## [Extrait fourni]
※ ※ ※
La plateforme d’échanges de crypto-actifs Binance a récemment modifié son formulaire d’inscription destiné à “bien connaître ses clients”, connus sous le nom de KYC en anglais (soit “Know Your Customer”). Cela aurait déclenché un fort mouvement de départ de ses clients et des pertes financières importantes. Qu’en est-il vraiment ?
Binance : CGU, activités illégales et perte de clients
C’est un simple changement dans les conditions générales d’utilisation de la plateforme d’échanges de crypto-actifs Binance qui a relancé la polémique sur les activités illégales dans le monde des cryptos.
Les activités illégales : la plaie des exchanges cryptos…
Reuters a récemment publié des informations indiquant que Binance est très impactée par les activités illégales et le blanchiment d’argent. Selon leur enquête, Hydra, un marché russe du darknet, aurait fait transiter 780 millions de dollars US par Binance depuis 2017.
Les exchanges cryptos font face depuis toujours aux trois problèmes majeurs du financement du terrorisme, du blanchiment d’argent et de la mauvaise presse.
… qui a provoqué un durcissement des conditions générales de Binance
En réaction aux accusations de Reuters et pour satisfaire aux exigences des régulateurs, le formulaire d’inscription “KYC” de Binance a été renforcé, et est devenu plus complexe. Une autre décision, qui a fait couler beaucoup d’encre, a également été prise : les clients sans compte Binance KYC ne peuvent plus retirer que 0,06 BTC (contre 2 BTC avant).
Prise afin de lutter contre le blanchiment d’argent, cette décision semblait pourtant une bonne idée. Un compte créé sans passer par des vérifications poussées de l’identité de son titulaire ne pourrait réaliser que des petites transactions, empêchant ainsi les criminels d’industrialiser le blanchiment d’argent.
※ ※ ※
## [Enregistrements listés]
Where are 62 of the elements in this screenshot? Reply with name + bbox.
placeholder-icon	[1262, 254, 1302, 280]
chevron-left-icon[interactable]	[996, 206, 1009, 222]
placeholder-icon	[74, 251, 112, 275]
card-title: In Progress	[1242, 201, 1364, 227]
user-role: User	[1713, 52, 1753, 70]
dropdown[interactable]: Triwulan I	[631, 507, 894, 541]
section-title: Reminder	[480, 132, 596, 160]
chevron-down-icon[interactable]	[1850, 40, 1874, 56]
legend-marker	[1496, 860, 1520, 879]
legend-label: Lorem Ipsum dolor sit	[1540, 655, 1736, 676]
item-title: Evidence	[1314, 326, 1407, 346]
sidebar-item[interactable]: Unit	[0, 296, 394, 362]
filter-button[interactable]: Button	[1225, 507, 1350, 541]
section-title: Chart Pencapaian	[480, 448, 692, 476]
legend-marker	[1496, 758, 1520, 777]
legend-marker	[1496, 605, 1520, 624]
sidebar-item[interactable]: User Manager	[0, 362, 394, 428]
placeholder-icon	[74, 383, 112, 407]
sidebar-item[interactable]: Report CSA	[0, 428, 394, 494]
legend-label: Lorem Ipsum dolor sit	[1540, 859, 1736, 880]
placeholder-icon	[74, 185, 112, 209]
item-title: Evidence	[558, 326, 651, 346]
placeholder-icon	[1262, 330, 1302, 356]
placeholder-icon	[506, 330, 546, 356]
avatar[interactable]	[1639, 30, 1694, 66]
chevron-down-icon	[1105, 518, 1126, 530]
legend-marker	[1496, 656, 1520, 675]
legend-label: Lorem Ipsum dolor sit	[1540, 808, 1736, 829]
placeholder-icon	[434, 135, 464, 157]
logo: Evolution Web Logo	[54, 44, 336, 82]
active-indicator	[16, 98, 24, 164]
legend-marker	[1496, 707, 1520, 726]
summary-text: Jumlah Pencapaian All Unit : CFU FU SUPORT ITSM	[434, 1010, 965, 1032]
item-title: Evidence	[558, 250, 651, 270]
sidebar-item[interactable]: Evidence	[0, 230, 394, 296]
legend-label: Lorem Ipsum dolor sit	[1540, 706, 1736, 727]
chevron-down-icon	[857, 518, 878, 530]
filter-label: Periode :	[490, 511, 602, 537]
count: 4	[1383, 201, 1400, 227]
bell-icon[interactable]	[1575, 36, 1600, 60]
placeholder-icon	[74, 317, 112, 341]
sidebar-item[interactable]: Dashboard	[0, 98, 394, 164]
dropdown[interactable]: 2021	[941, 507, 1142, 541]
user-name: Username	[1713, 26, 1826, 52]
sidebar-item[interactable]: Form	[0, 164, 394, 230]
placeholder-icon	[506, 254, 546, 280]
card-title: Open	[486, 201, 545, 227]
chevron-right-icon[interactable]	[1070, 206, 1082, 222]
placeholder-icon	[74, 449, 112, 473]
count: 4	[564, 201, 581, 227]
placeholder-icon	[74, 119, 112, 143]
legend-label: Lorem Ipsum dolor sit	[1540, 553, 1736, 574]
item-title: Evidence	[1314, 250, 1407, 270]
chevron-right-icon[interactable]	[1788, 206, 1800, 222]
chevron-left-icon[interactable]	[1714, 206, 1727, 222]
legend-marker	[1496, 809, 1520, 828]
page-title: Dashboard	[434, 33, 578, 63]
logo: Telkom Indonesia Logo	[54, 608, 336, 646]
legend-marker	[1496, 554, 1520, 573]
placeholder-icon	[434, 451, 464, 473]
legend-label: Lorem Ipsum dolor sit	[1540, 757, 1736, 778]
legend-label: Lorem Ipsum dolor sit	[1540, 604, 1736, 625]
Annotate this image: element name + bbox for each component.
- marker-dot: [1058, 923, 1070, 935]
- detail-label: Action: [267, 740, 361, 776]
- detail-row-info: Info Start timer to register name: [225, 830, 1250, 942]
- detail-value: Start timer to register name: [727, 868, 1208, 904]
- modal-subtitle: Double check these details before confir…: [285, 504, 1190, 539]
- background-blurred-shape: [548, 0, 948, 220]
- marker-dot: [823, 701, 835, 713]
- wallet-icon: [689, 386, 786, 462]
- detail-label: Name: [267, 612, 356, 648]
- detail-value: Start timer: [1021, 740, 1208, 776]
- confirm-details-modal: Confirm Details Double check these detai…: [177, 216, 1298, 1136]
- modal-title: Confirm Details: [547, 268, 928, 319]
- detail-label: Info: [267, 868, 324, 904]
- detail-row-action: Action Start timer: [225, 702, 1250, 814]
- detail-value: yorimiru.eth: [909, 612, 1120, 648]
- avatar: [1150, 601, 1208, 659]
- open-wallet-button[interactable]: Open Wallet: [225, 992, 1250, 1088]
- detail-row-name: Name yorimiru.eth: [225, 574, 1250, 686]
※ ※ ※
## [Objectif énoncé 1]
D'après l'extrait sur Binance, quelle somme Hydra aurait-il fait transiter par Binance depuis 2017 ?
## [Objectif énoncé 2]
Traduisez en anglais la phrase suivante de l'extrait sur Binance : « Les exchanges cryptos font face depuis toujours aux trois problèmes majeurs du financement du terrorisme, du blanchiment d’argent et de la mauvaise presse. »
## [Objectif énoncé 3]
Indiquez si chacune des affirmations suivantes concorde avec l'extrait sur Binance, en répondant par oui ou non et en citant les mots décisifs de l'extrait : (a) Les clients sans compte KYC peuvent désormais retirer jusqu'à 2 BTC. (b) Hydra est un marché russe du darknet. (c) Le formulaire d'inscription KYC de Binance a été simplifié.
Les enregistrements forment un matériau distinct de l'extrait.

## [Réponse complète 1]
780 millions de dollars US.

## [Réponse complète 2]
Crypto exchanges have always faced the three major problems of terrorist financing, money laundering, and bad press.

## [Réponse complète 3]
(a) Non : « les clients sans compte Binance KYC ne peuvent plus retirer que 0,06 BTC (contre 2 BTC avant) ».
(b) Oui : « Hydra, un marché russe du darknet ».
(c) Non : « a été renforcé, et est devenu plus complexe ».